-- Exercise inputs start --

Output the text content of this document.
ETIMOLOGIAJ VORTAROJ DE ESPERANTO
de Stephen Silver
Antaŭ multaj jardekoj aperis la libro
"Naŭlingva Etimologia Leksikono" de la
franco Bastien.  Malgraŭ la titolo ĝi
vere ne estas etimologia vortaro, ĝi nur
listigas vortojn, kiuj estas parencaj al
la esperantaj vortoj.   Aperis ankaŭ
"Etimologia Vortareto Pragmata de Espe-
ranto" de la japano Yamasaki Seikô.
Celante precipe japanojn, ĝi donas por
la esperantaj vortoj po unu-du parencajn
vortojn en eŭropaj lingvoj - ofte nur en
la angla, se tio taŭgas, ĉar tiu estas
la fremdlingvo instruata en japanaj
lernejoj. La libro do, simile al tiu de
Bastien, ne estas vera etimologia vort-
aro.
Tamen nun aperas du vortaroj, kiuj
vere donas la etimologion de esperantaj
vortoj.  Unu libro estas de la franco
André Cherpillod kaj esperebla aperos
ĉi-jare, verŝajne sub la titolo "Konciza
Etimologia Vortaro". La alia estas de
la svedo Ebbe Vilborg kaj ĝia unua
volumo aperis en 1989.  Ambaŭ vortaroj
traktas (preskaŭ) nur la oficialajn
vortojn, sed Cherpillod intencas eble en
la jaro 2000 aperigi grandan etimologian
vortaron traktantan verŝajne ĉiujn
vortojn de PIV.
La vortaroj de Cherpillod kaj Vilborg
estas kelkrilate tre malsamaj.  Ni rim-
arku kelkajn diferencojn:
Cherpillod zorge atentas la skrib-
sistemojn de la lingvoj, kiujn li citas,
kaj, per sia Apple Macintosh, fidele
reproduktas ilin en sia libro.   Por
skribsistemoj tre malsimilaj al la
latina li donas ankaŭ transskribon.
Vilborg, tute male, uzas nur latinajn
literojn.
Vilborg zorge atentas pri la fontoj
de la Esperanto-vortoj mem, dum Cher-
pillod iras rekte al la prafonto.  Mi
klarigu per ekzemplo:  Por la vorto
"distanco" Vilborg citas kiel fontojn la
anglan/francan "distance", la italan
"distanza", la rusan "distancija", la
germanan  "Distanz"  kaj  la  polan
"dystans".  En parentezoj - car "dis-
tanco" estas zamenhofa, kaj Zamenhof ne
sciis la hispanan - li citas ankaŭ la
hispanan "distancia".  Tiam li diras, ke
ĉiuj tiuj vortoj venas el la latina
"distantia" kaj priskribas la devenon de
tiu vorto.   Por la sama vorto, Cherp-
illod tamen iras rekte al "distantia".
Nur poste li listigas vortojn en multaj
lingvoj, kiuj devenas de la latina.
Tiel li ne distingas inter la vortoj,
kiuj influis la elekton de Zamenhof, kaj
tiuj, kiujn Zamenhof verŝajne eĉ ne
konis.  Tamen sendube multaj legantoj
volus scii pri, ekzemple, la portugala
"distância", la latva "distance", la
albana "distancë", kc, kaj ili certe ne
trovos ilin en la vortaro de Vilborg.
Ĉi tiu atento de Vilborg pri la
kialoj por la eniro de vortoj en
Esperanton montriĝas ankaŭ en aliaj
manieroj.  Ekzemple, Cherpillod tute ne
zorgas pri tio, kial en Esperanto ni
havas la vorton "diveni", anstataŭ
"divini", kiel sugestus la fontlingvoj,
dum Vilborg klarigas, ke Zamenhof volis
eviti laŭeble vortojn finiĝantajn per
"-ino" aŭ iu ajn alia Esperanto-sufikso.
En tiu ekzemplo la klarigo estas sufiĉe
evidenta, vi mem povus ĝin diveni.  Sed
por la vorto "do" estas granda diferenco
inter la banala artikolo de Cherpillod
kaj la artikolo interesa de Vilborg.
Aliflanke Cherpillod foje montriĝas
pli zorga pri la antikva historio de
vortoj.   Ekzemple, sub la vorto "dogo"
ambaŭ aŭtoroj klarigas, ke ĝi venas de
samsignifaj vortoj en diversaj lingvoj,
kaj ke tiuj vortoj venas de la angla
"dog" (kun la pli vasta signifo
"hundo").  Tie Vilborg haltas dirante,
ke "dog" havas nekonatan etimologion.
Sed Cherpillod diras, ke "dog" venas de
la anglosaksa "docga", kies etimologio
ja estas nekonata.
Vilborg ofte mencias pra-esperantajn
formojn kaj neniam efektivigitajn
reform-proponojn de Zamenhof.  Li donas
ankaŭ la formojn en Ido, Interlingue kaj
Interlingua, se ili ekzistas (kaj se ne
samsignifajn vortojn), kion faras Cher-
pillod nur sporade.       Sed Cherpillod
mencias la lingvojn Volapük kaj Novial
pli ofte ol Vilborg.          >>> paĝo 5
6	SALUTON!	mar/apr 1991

-- Exercise inputs end --

# Instructions to follow:
Exactly reproduce all of the entries above.

# Result of the task:
Output the text content of this document.
ETIMOLOGIAJ VORTAROJ DE ESPERANTO
de Stephen Silver
Antaŭ multaj jardekoj aperis la libro
"Naŭlingva Etimologia Leksikono" de la
franco Bastien.  Malgraŭ la titolo ĝi
vere ne estas etimologia vortaro, ĝi nur
listigas vortojn, kiuj estas parencaj al
la esperantaj vortoj.   Aperis ankaŭ
"Etimologia Vortareto Pragmata de Espe-
ranto" de la japano Yamasaki Seikô.
Celante precipe japanojn, ĝi donas por
la esperantaj vortoj po unu-du parencajn
vortojn en eŭropaj lingvoj - ofte nur en
la angla, se tio taŭgas, ĉar tiu estas
la fremdlingvo instruata en japanaj
lernejoj. La libro do, simile al tiu de
Bastien, ne estas vera etimologia vort-
aro.
Tamen nun aperas du vortaroj, kiuj
vere donas la etimologion de esperantaj
vortoj.  Unu libro estas de la franco
André Cherpillod kaj esperebla aperos
ĉi-jare, verŝajne sub la titolo "Konciza
Etimologia Vortaro". La alia estas de
la svedo Ebbe Vilborg kaj ĝia unua
volumo aperis en 1989.  Ambaŭ vortaroj
traktas (preskaŭ) nur la oficialajn
vortojn, sed Cherpillod intencas eble en
la jaro 2000 aperigi grandan etimologian
vortaron traktantan verŝajne ĉiujn
vortojn de PIV.
La vortaroj de Cherpillod kaj Vilborg
estas kelkrilate tre malsamaj.  Ni rim-
arku kelkajn diferencojn:
Cherpillod zorge atentas la skrib-
sistemojn de la lingvoj, kiujn li citas,
kaj, per sia Apple Macintosh, fidele
reproduktas ilin en sia libro.   Por
skribsistemoj tre malsimilaj al la
latina li donas ankaŭ transskribon.
Vilborg, tute male, uzas nur latinajn
literojn.
Vilborg zorge atentas pri la fontoj
de la Esperanto-vortoj mem, dum Cher-
pillod iras rekte al la prafonto.  Mi
klarigu per ekzemplo:  Por la vorto
"distanco" Vilborg citas kiel fontojn la
anglan/francan "distance", la italan
"distanza", la rusan "distancija", la
germanan  "Distanz"  kaj  la  polan
"dystans".  En parentezoj - car "dis-
tanco" estas zamenhofa, kaj Zamenhof ne
sciis la hispanan - li citas ankaŭ la
hispanan "distancia".  Tiam li diras, ke
ĉiuj tiuj vortoj venas el la latina
"distantia" kaj priskribas la devenon de
tiu vorto.   Por la sama vorto, Cherp-
illod tamen iras rekte al "distantia".
Nur poste li listigas vortojn en multaj
lingvoj, kiuj devenas de la latina.
Tiel li ne distingas inter la vortoj,
kiuj influis la elekton de Zamenhof, kaj
tiuj, kiujn Zamenhof verŝajne eĉ ne
konis.  Tamen sendube multaj legantoj
volus scii pri, ekzemple, la portugala
"distância", la latva "distance", la
albana "distancë", kc, kaj ili certe ne
trovos ilin en la vortaro de Vilborg.
Ĉi tiu atento de Vilborg pri la
kialoj por la eniro de vortoj en
Esperanton montriĝas ankaŭ en aliaj
manieroj.  Ekzemple, Cherpillod tute ne
zorgas pri tio, kial en Esperanto ni
havas la vorton "diveni", anstataŭ
"divini", kiel sugestus la fontlingvoj,
dum Vilborg klarigas, ke Zamenhof volis
eviti laŭeble vortojn finiĝantajn per
"-ino" aŭ iu ajn alia Esperanto-sufikso.
En tiu ekzemplo la klarigo estas sufiĉe
evidenta, vi mem povus ĝin diveni.  Sed
por la vorto "do" estas granda diferenco
inter la banala artikolo de Cherpillod
kaj la artikolo interesa de Vilborg.
Aliflanke Cherpillod foje montriĝas
pli zorga pri la antikva historio de
vortoj.   Ekzemple, sub la vorto "dogo"
ambaŭ aŭtoroj klarigas, ke ĝi venas de
samsignifaj vortoj en diversaj lingvoj,
kaj ke tiuj vortoj venas de la angla
"dog" (kun la pli vasta signifo
"hundo").  Tie Vilborg haltas dirante,
ke "dog" havas nekonatan etimologion.
Sed Cherpillod diras, ke "dog" venas de
la anglosaksa "docga", kies etimologio
ja estas nekonata.
Vilborg ofte mencias pra-esperantajn
formojn kaj neniam efektivigitajn
reform-proponojn de Zamenhof.  Li donas
ankaŭ la formojn en Ido, Interlingue kaj
Interlingua, se ili ekzistas (kaj se ne
samsignifajn vortojn), kion faras Cher-
pillod nur sporade.       Sed Cherpillod
mencias la lingvojn Volapük kaj Novial
pli ofte ol Vilborg.          >>> paĝo 5
6	SALUTON!	mar/apr 1991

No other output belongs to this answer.